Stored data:
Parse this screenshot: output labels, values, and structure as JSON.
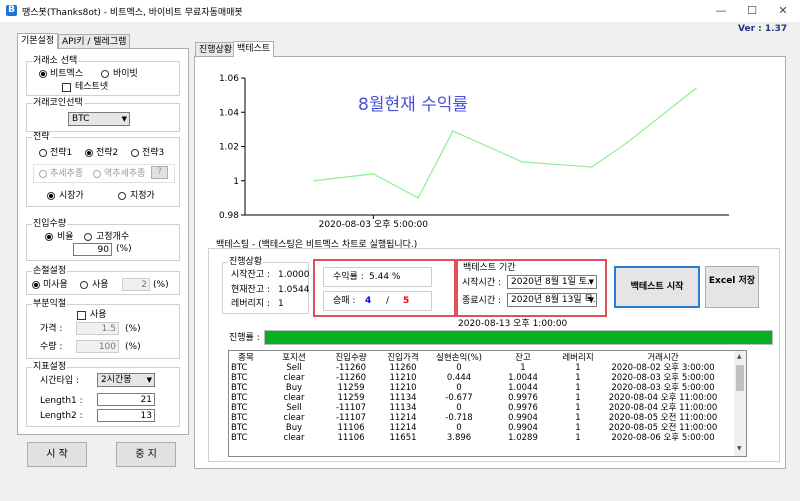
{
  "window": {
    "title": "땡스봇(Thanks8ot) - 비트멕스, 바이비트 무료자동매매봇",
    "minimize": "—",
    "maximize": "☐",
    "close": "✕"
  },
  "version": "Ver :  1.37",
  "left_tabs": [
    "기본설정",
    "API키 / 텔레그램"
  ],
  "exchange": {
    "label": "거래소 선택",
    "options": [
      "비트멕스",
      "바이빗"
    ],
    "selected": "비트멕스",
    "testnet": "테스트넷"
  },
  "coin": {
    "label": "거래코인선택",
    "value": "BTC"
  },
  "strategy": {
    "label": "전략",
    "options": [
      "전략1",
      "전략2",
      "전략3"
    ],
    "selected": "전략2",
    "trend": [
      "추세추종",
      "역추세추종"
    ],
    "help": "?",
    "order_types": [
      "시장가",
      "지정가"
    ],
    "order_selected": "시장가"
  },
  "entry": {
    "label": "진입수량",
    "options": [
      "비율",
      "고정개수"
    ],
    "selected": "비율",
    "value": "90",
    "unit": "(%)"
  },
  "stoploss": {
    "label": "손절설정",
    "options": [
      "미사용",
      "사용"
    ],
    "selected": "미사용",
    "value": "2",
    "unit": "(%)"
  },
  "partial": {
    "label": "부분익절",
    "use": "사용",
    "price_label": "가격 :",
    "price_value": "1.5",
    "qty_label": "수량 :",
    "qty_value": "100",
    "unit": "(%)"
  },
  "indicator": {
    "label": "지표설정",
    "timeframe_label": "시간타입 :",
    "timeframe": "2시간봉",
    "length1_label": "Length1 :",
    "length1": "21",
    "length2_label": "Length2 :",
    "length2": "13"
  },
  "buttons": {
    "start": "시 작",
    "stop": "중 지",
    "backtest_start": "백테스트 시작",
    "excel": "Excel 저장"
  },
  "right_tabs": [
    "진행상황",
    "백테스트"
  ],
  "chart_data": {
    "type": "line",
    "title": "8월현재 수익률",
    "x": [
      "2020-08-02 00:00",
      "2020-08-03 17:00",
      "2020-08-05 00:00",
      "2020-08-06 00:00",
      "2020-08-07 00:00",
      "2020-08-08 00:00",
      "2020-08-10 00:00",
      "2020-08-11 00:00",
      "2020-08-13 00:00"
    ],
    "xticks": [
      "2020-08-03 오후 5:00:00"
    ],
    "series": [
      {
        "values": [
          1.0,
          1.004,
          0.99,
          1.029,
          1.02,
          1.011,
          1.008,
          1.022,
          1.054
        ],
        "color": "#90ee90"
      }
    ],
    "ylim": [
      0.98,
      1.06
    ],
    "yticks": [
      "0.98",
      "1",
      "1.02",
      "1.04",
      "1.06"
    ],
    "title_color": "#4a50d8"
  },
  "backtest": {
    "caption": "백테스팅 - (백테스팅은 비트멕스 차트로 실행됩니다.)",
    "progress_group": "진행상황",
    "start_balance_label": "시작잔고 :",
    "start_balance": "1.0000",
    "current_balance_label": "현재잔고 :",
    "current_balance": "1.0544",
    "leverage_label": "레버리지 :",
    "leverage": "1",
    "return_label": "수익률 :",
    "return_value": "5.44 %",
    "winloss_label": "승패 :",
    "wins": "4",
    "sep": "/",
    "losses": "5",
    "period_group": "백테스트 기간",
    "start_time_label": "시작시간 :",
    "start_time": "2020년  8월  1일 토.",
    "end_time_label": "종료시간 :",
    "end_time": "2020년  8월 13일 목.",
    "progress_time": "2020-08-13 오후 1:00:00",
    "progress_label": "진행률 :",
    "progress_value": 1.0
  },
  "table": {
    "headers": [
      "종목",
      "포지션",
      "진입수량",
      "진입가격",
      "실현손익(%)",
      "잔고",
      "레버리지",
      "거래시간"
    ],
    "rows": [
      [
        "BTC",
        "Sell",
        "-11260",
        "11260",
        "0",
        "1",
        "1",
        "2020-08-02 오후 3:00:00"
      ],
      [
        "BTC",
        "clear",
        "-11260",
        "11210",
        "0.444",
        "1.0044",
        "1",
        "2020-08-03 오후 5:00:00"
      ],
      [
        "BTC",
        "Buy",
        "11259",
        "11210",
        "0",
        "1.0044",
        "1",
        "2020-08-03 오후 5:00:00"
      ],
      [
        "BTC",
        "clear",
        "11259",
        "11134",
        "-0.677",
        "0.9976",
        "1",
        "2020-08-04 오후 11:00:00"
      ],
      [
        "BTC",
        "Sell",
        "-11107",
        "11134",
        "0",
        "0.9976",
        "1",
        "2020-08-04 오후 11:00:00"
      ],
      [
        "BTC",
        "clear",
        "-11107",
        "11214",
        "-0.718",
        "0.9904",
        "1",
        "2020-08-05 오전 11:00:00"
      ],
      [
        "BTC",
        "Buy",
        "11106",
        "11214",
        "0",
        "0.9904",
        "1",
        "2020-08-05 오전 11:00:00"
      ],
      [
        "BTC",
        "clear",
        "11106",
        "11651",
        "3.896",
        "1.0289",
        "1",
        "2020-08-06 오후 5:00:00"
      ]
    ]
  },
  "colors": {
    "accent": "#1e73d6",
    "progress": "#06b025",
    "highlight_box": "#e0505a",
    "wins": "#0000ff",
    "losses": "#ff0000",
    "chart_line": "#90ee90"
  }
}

## The problem
The entries above are to be returned exactly, without their pictures.

## Correct result
Parse this screenshot: output labels, values, and structure as JSON.
{
  "window": {
    "title": "땡스봇(Thanks8ot) - 비트멕스, 바이비트 무료자동매매봇",
    "minimize": "—",
    "maximize": "☐",
    "close": "✕"
  },
  "version": "Ver :  1.37",
  "left_tabs": [
    "기본설정",
    "API키 / 텔레그램"
  ],
  "exchange": {
    "label": "거래소 선택",
    "options": [
      "비트멕스",
      "바이빗"
    ],
    "selected": "비트멕스",
    "testnet": "테스트넷"
  },
  "coin": {
    "label": "거래코인선택",
    "value": "BTC"
  },
  "strategy": {
    "label": "전략",
    "options": [
      "전략1",
      "전략2",
      "전략3"
    ],
    "selected": "전략2",
    "trend": [
      "추세추종",
      "역추세추종"
    ],
    "help": "?",
    "order_types": [
      "시장가",
      "지정가"
    ],
    "order_selected": "시장가"
  },
  "entry": {
    "label": "진입수량",
    "options": [
      "비율",
      "고정개수"
    ],
    "selected": "비율",
    "value": "90",
    "unit": "(%)"
  },
  "stoploss": {
    "label": "손절설정",
    "options": [
      "미사용",
      "사용"
    ],
    "selected": "미사용",
    "value": "2",
    "unit": "(%)"
  },
  "partial": {
    "label": "부분익절",
    "use": "사용",
    "price_label": "가격 :",
    "price_value": "1.5",
    "qty_label": "수량 :",
    "qty_value": "100",
    "unit": "(%)"
  },
  "indicator": {
    "label": "지표설정",
    "timeframe_label": "시간타입 :",
    "timeframe": "2시간봉",
    "length1_label": "Length1 :",
    "length1": "21",
    "length2_label": "Length2 :",
    "length2": "13"
  },
  "buttons": {
    "start": "시 작",
    "stop": "중 지",
    "backtest_start": "백테스트 시작",
    "excel": "Excel 저장"
  },
  "right_tabs": [
    "진행상황",
    "백테스트"
  ],
  "chart_data": {
    "type": "line",
    "title": "8월현재 수익률",
    "x": [
      "2020-08-02 00:00",
      "2020-08-03 17:00",
      "2020-08-05 00:00",
      "2020-08-06 00:00",
      "2020-08-07 00:00",
      "2020-08-08 00:00",
      "2020-08-10 00:00",
      "2020-08-11 00:00",
      "2020-08-13 00:00"
    ],
    "xticks": [
      "2020-08-03 오후 5:00:00"
    ],
    "series": [
      {
        "values": [
          1.0,
          1.004,
          0.99,
          1.029,
          1.02,
          1.011,
          1.008,
          1.022,
          1.054
        ],
        "color": "#90ee90"
      }
    ],
    "ylim": [
      0.98,
      1.06
    ],
    "yticks": [
      "0.98",
      "1",
      "1.02",
      "1.04",
      "1.06"
    ],
    "title_color": "#4a50d8"
  },
  "backtest": {
    "caption": "백테스팅 - (백테스팅은 비트멕스 차트로 실행됩니다.)",
    "progress_group": "진행상황",
    "start_balance_label": "시작잔고 :",
    "start_balance": "1.0000",
    "current_balance_label": "현재잔고 :",
    "current_balance": "1.0544",
    "leverage_label": "레버리지 :",
    "leverage": "1",
    "return_label": "수익률 :",
    "return_value": "5.44 %",
    "winloss_label": "승패 :",
    "wins": "4",
    "sep": "/",
    "losses": "5",
    "period_group": "백테스트 기간",
    "start_time_label": "시작시간 :",
    "start_time": "2020년  8월  1일 토.",
    "end_time_label": "종료시간 :",
    "end_time": "2020년  8월 13일 목.",
    "progress_time": "2020-08-13 오후 1:00:00",
    "progress_label": "진행률 :",
    "progress_value": 1.0
  },
  "table": {
    "headers": [
      "종목",
      "포지션",
      "진입수량",
      "진입가격",
      "실현손익(%)",
      "잔고",
      "레버리지",
      "거래시간"
    ],
    "rows": [
      [
        "BTC",
        "Sell",
        "-11260",
        "11260",
        "0",
        "1",
        "1",
        "2020-08-02 오후 3:00:00"
      ],
      [
        "BTC",
        "clear",
        "-11260",
        "11210",
        "0.444",
        "1.0044",
        "1",
        "2020-08-03 오후 5:00:00"
      ],
      [
        "BTC",
        "Buy",
        "11259",
        "11210",
        "0",
        "1.0044",
        "1",
        "2020-08-03 오후 5:00:00"
      ],
      [
        "BTC",
        "clear",
        "11259",
        "11134",
        "-0.677",
        "0.9976",
        "1",
        "2020-08-04 오후 11:00:00"
      ],
      [
        "BTC",
        "Sell",
        "-11107",
        "11134",
        "0",
        "0.9976",
        "1",
        "2020-08-04 오후 11:00:00"
      ],
      [
        "BTC",
        "clear",
        "-11107",
        "11214",
        "-0.718",
        "0.9904",
        "1",
        "2020-08-05 오전 11:00:00"
      ],
      [
        "BTC",
        "Buy",
        "11106",
        "11214",
        "0",
        "0.9904",
        "1",
        "2020-08-05 오전 11:00:00"
      ],
      [
        "BTC",
        "clear",
        "11106",
        "11651",
        "3.896",
        "1.0289",
        "1",
        "2020-08-06 오후 5:00:00"
      ]
    ]
  },
  "colors": {
    "accent": "#1e73d6",
    "progress": "#06b025",
    "highlight_box": "#e0505a",
    "wins": "#0000ff",
    "losses": "#ff0000",
    "chart_line": "#90ee90"
  }
}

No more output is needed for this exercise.